Exercise brief:
Reproduce the entries in full, with no changes.

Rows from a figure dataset
⟨

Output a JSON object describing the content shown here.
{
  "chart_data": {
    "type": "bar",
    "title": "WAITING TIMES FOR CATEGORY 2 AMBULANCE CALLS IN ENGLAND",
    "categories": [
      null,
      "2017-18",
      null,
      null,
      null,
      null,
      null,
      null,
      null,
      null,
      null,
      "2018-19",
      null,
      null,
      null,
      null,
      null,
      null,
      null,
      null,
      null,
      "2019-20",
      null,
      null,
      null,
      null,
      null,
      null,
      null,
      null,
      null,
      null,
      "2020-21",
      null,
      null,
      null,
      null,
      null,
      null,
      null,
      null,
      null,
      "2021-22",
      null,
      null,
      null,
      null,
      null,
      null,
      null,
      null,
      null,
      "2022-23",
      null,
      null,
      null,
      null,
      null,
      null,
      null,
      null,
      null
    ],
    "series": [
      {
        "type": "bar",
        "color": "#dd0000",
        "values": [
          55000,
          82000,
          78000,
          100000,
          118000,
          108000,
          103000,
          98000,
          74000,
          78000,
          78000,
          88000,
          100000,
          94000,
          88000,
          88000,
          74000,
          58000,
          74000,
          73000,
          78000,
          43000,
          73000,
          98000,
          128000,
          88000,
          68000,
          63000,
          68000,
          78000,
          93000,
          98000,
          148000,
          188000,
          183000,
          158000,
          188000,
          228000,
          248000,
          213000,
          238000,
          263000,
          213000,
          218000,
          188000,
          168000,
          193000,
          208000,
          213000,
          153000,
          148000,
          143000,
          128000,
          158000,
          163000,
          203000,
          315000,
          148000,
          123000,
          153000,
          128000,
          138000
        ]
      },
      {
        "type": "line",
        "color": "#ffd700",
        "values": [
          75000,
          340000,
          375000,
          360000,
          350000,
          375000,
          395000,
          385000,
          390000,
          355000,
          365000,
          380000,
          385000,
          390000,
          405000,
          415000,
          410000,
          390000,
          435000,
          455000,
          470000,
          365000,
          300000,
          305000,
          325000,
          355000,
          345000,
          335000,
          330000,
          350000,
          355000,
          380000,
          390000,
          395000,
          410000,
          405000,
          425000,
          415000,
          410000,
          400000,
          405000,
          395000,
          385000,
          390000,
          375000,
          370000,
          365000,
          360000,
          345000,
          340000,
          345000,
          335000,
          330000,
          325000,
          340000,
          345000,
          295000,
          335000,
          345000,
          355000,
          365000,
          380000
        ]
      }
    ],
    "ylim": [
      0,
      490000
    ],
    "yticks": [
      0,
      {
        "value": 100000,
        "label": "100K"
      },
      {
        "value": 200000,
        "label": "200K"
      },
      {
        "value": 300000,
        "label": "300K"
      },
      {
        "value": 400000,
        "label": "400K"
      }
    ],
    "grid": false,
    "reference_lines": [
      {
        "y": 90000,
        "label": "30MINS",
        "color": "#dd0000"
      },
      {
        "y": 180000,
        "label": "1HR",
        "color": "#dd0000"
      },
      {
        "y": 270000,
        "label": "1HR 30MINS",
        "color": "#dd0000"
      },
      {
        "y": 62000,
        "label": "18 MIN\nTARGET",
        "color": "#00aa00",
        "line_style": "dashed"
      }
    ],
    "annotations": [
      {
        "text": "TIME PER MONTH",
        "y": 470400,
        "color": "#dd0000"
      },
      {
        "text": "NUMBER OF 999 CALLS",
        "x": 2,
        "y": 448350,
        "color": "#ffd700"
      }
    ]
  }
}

⟩

Reply to the exercise:
Output a JSON object describing the content shown here.
{
  "chart_data": {
    "type": "bar",
    "title": "WAITING TIMES FOR CATEGORY 2 AMBULANCE CALLS IN ENGLAND",
    "categories": [
      null,
      "2017-18",
      null,
      null,
      null,
      null,
      null,
      null,
      null,
      null,
      null,
      "2018-19",
      null,
      null,
      null,
      null,
      null,
      null,
      null,
      null,
      null,
      "2019-20",
      null,
      null,
      null,
      null,
      null,
      null,
      null,
      null,
      null,
      null,
      "2020-21",
      null,
      null,
      null,
      null,
      null,
      null,
      null,
      null,
      null,
      "2021-22",
      null,
      null,
      null,
      null,
      null,
      null,
      null,
      null,
      null,
      "2022-23",
      null,
      null,
      null,
      null,
      null,
      null,
      null,
      null,
      null
    ],
    "series": [
      {
        "type": "bar",
        "color": "#dd0000",
        "values": [
          55000,
          82000,
          78000,
          100000,
          118000,
          108000,
          103000,
          98000,
          74000,
          78000,
          78000,
          88000,
          100000,
          94000,
          88000,
          88000,
          74000,
          58000,
          74000,
          73000,
          78000,
          43000,
          73000,
          98000,
          128000,
          88000,
          68000,
          63000,
          68000,
          78000,
          93000,
          98000,
          148000,
          188000,
          183000,
          158000,
          188000,
          228000,
          248000,
          213000,
          238000,
          263000,
          213000,
          218000,
          188000,
          168000,
          193000,
          208000,
          213000,
          153000,
          148000,
          143000,
          128000,
          158000,
          163000,
          203000,
          315000,
          148000,
          123000,
          153000,
          128000,
          138000
        ]
      },
      {
        "type": "line",
        "color": "#ffd700",
        "values": [
          75000,
          340000,
          375000,
          360000,
          350000,
          375000,
          395000,
          385000,
          390000,
          355000,
          365000,
          380000,
          385000,
          390000,
          405000,
          415000,
          410000,
          390000,
          435000,
          455000,
          470000,
          365000,
          300000,
          305000,
          325000,
          355000,
          345000,
          335000,
          330000,
          350000,
          355000,
          380000,
          390000,
          395000,
          410000,
          405000,
          425000,
          415000,
          410000,
          400000,
          405000,
          395000,
          385000,
          390000,
          375000,
          370000,
          365000,
          360000,
          345000,
          340000,
          345000,
          335000,
          330000,
          325000,
          340000,
          345000,
          295000,
          335000,
          345000,
          355000,
          365000,
          380000
        ]
      }
    ],
    "ylim": [
      0,
      490000
    ],
    "yticks": [
      0,
      {
        "value": 100000,
        "label": "100K"
      },
      {
        "value": 200000,
        "label": "200K"
      },
      {
        "value": 300000,
        "label": "300K"
      },
      {
        "value": 400000,
        "label": "400K"
      }
    ],
    "grid": false,
    "reference_lines": [
      {
        "y": 90000,
        "label": "30MINS",
        "color": "#dd0000"
      },
      {
        "y": 180000,
        "label": "1HR",
        "color": "#dd0000"
      },
      {
        "y": 270000,
        "label": "1HR 30MINS",
        "color": "#dd0000"
      },
      {
        "y": 62000,
        "label": "18 MIN\nTARGET",
        "color": "#00aa00",
        "line_style": "dashed"
      }
    ],
    "annotations": [
      {
        "text": "TIME PER MONTH",
        "y": 470400,
        "color": "#dd0000"
      },
      {
        "text": "NUMBER OF 999 CALLS",
        "x": 2,
        "y": 448350,
        "color": "#ffd700"
      }
    ]
  }
}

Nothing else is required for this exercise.